* _Exercise directions_: Begin at the line in the material that has "key-hold[interactable] <box>201 259" and stop after the line that has "display-cell: TURBIDITY METER HI-98713-W HOLD CAL REC". Write those lines out again, switching "TURBIDITY" to "CLARITY" and leaving everything else unchanged.

[START OF Given records]

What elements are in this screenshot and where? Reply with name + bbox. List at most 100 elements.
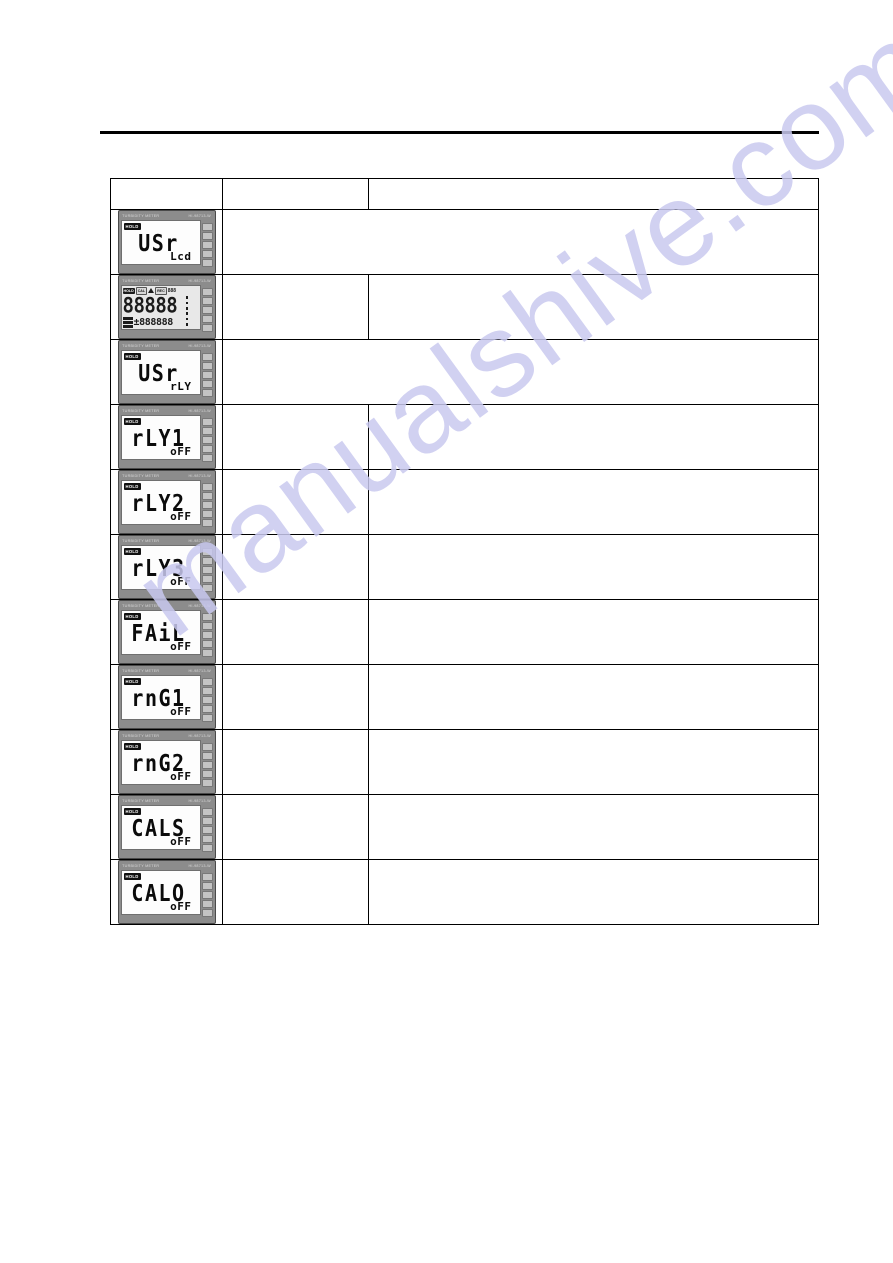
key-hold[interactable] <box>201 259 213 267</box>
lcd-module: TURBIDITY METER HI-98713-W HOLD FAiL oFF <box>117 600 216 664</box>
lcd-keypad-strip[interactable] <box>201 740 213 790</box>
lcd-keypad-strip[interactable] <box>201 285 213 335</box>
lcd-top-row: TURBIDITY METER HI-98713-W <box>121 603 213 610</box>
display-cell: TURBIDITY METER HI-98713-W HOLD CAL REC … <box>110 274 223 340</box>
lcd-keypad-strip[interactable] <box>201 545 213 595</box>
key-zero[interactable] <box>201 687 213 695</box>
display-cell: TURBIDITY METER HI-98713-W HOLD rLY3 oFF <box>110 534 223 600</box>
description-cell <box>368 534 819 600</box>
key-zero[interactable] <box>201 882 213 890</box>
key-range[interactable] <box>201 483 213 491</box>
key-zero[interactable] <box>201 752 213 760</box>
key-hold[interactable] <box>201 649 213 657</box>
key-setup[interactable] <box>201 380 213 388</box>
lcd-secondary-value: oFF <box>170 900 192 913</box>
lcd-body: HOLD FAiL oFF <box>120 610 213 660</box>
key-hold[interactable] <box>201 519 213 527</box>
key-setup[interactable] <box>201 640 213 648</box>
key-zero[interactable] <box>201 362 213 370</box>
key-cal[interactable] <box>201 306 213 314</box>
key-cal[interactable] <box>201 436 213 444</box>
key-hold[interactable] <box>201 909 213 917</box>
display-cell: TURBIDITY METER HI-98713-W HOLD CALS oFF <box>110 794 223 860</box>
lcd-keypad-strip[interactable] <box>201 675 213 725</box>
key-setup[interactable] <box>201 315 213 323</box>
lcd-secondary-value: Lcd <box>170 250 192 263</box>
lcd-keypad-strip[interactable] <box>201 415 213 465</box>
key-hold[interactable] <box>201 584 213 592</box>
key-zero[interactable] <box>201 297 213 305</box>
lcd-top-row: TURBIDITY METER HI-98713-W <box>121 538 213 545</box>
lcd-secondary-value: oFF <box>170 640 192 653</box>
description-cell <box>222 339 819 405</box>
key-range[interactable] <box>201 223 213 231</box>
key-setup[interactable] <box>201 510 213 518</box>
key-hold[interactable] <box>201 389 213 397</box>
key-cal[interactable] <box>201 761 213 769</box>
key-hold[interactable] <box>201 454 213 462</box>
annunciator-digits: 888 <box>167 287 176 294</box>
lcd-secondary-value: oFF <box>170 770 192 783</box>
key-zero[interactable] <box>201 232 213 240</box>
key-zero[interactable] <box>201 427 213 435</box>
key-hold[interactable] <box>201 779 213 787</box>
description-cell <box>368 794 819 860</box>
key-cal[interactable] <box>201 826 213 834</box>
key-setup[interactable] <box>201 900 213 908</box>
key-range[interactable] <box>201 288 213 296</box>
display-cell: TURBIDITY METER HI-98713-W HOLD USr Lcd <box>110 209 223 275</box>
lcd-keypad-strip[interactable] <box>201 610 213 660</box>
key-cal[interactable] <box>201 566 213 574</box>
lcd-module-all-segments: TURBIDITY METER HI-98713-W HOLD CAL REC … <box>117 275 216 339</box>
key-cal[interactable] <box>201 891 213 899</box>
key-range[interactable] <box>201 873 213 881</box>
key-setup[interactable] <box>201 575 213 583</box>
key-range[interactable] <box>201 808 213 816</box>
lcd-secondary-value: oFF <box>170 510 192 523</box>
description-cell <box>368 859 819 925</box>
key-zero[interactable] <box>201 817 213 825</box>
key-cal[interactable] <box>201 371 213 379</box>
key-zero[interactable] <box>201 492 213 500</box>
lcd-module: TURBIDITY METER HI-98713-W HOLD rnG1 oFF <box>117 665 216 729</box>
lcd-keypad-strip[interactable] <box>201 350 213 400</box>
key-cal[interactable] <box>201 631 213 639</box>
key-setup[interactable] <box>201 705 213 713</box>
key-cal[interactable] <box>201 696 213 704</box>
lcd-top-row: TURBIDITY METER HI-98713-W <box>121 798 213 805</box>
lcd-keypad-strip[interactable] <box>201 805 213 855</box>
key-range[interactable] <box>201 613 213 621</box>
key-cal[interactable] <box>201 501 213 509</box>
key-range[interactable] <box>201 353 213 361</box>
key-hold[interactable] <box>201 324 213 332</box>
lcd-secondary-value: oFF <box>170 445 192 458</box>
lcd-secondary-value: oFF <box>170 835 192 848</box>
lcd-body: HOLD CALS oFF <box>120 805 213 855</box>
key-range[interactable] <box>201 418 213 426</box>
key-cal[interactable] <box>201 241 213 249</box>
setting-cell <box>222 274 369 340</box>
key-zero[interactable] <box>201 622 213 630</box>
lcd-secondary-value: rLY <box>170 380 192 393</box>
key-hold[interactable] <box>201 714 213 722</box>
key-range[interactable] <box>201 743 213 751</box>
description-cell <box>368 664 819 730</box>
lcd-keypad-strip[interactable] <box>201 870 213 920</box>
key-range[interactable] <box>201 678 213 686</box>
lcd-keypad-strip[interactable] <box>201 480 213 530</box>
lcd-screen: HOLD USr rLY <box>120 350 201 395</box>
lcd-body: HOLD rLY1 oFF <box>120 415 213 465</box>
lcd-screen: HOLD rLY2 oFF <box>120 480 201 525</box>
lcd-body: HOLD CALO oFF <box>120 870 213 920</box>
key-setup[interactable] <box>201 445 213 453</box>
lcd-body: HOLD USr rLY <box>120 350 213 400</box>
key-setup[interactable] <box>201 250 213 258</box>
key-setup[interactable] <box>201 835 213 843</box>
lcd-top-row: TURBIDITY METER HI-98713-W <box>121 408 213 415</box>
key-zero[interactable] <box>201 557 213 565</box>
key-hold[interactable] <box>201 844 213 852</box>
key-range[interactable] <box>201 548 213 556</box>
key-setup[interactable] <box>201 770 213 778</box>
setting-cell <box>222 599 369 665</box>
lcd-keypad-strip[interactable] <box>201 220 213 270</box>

[END OF Given records]

* _The completed task_:
key-hold[interactable] <box>201 259 213 267</box>
lcd-module: CLARITY METER HI-98713-W HOLD FAiL oFF <box>117 600 216 664</box>
lcd-keypad-strip[interactable] <box>201 740 213 790</box>
lcd-keypad-strip[interactable] <box>201 285 213 335</box>
lcd-top-row: CLARITY METER HI-98713-W <box>121 603 213 610</box>
display-cell: CLARITY METER HI-98713-W HOLD CAL REC … <box>110 274 223 340</box>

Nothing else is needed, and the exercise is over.